§ **Your goal**
Write out every entry, unchanged. Skip any picture.

§ **Dataset excerpts**
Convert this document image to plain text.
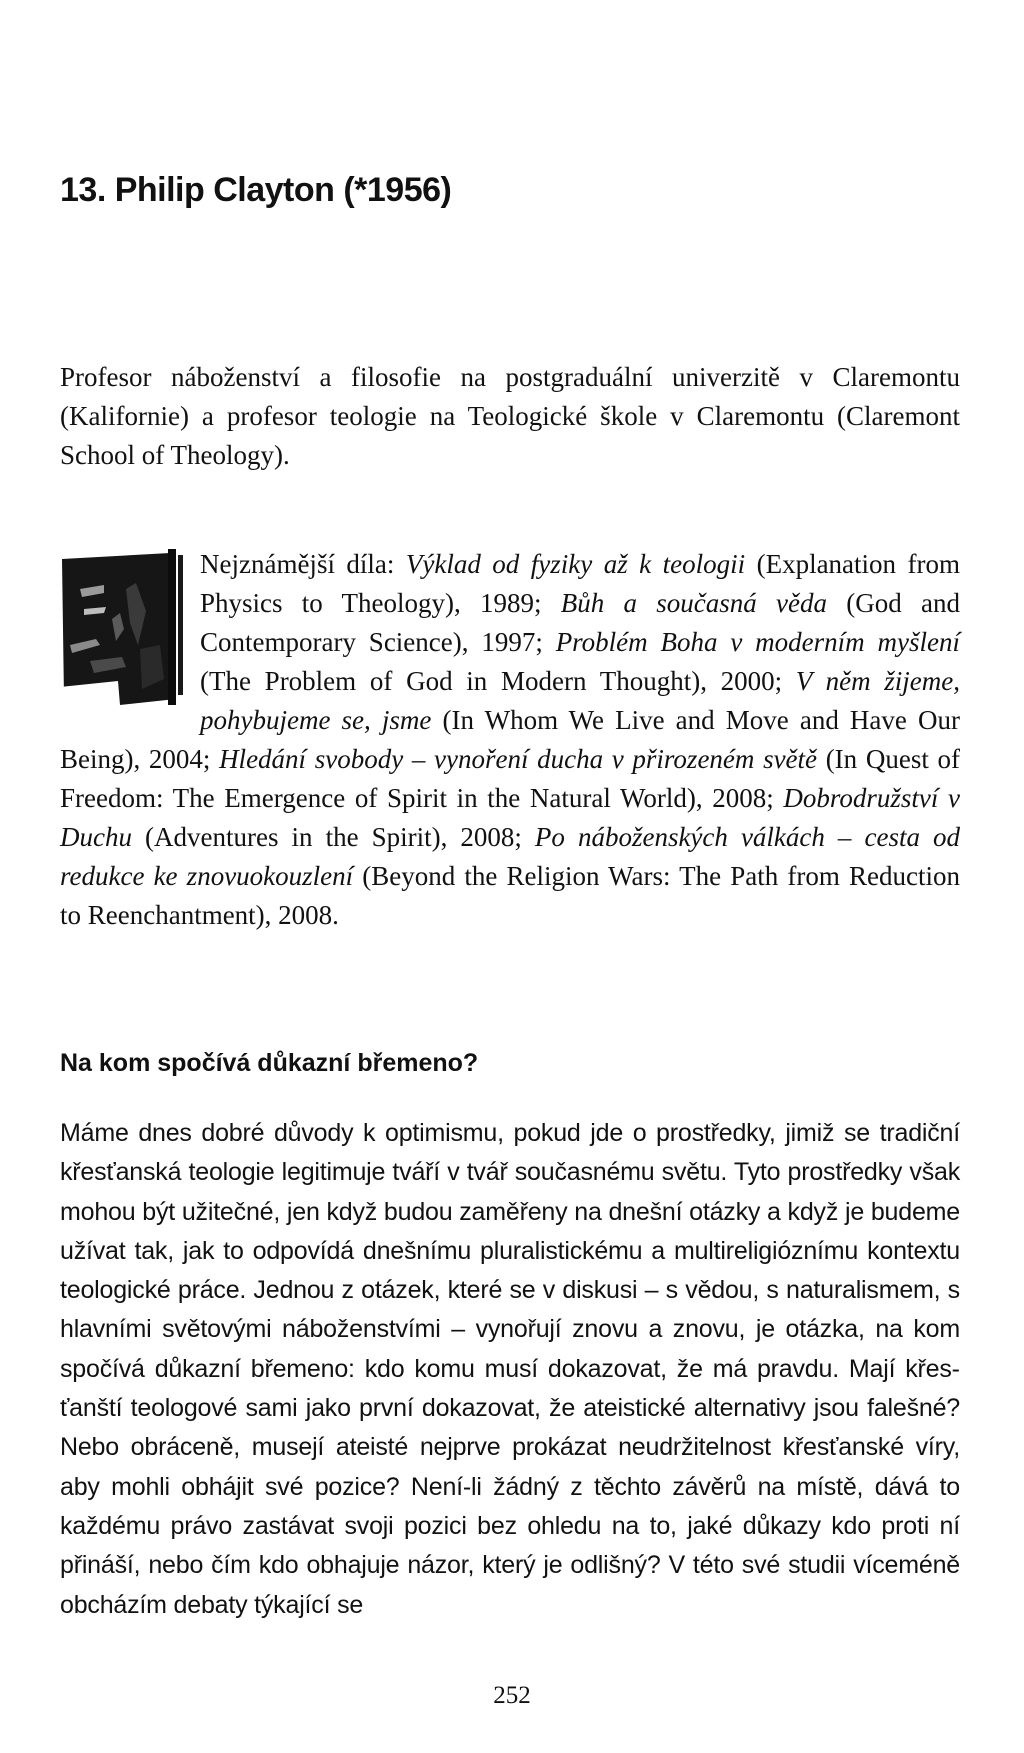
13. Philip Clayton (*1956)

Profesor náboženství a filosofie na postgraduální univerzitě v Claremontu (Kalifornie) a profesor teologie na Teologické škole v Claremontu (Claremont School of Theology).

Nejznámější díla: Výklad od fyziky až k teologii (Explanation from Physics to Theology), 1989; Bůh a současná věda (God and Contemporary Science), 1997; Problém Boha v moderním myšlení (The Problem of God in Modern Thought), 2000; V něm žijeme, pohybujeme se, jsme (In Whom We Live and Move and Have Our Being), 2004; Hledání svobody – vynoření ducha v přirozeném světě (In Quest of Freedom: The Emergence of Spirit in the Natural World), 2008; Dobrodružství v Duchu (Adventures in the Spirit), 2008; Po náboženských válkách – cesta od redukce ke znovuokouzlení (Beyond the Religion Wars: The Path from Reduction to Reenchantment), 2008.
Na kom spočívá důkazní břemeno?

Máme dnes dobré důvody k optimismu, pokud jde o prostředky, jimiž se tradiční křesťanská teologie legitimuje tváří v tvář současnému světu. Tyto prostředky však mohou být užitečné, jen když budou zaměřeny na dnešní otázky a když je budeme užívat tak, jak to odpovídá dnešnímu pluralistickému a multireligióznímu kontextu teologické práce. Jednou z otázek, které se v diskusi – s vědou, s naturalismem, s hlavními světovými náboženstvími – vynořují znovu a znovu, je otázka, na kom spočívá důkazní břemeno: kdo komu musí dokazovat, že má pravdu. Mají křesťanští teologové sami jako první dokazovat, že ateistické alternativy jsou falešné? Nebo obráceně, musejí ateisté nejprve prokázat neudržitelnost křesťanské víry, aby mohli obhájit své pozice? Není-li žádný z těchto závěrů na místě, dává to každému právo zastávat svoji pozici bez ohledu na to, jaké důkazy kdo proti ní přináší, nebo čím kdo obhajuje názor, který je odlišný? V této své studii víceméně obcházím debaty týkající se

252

§ **Output**
Convert this document image to plain text.
13. Philip Clayton (*1956)

Profesor náboženství a filosofie na postgraduální univerzitě v Claremontu (Kalifornie) a profesor teologie na Teologické škole v Claremontu (Claremont School of Theology).

Nejznámější díla: Výklad od fyziky až k teologii (Explanation from Physics to Theology), 1989; Bůh a současná věda (God and Contemporary Science), 1997; Problém Boha v moderním myšlení (The Problem of God in Modern Thought), 2000; V něm žijeme, pohybujeme se, jsme (In Whom We Live and Move and Have Our Being), 2004; Hledání svobody – vynoření ducha v přirozeném světě (In Quest of Freedom: The Emergence of Spirit in the Natural World), 2008; Dobrodružství v Duchu (Adventures in the Spirit), 2008; Po náboženských válkách – cesta od redukce ke znovuokouzlení (Beyond the Religion Wars: The Path from Reduction to Reenchantment), 2008.
Na kom spočívá důkazní břemeno?

Máme dnes dobré důvody k optimismu, pokud jde o prostředky, jimiž se tradiční křesťanská teologie legitimuje tváří v tvář současnému světu. Tyto prostředky však mohou být užitečné, jen když budou zaměřeny na dnešní otázky a když je budeme užívat tak, jak to odpovídá dnešnímu pluralistickému a multireligióznímu kontextu teologické práce. Jednou z otázek, které se v diskusi – s vědou, s naturalismem, s hlavními světovými náboženstvími – vynořují znovu a znovu, je otázka, na kom spočívá důkazní břemeno: kdo komu musí dokazovat, že má pravdu. Mají křesťanští teologové sami jako první dokazovat, že ateistické alternativy jsou falešné? Nebo obráceně, musejí ateisté nejprve prokázat neudržitelnost křesťanské víry, aby mohli obhájit své pozice? Není-li žádný z těchto závěrů na místě, dává to každému právo zastávat svoji pozici bez ohledu na to, jaké důkazy kdo proti ní přináší, nebo čím kdo obhajuje názor, který je odlišný? V této své studii víceméně obcházím debaty týkající se

252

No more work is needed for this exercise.